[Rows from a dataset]
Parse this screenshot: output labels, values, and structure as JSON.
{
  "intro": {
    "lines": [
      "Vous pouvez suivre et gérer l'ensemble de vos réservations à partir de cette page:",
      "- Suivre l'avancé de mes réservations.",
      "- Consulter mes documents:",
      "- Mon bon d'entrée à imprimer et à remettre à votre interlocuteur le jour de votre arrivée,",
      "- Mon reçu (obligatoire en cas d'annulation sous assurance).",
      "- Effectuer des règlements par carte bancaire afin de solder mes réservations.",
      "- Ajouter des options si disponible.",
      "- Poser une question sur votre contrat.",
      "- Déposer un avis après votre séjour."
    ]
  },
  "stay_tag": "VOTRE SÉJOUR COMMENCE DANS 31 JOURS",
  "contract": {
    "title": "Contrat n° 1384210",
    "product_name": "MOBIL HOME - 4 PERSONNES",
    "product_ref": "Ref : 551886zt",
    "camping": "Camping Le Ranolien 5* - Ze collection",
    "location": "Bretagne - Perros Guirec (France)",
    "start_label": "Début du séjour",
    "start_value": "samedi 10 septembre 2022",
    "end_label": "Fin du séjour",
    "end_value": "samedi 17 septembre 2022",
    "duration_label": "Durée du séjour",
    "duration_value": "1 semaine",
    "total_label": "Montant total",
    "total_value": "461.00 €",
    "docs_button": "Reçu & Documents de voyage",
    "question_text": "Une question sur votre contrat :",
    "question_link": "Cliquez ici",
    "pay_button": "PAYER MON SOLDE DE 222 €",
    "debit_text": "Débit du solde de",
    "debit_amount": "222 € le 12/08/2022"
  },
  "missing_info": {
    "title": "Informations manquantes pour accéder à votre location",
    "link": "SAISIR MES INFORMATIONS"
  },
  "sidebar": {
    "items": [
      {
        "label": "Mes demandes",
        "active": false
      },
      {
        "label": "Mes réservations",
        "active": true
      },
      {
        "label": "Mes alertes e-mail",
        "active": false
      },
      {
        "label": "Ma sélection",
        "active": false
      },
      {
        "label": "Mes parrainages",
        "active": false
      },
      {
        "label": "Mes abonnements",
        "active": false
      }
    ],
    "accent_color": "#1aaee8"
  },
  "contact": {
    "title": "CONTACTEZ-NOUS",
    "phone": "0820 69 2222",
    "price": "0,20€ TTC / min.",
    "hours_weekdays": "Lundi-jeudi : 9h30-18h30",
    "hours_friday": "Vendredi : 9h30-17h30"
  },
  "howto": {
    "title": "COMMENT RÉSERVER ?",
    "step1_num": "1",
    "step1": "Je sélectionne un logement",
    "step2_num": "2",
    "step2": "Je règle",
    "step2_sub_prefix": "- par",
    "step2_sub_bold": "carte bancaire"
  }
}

• **TASK DESCRIPTION**
Copy every line of the records above that contains "title".

• **RESPONSE**
    "title": "Contrat n° 1384210",
    "title": "Informations manquantes pour accéder à votre location",
    "title": "CONTACTEZ-NOUS",
    "title": "COMMENT RÉSERVER ?",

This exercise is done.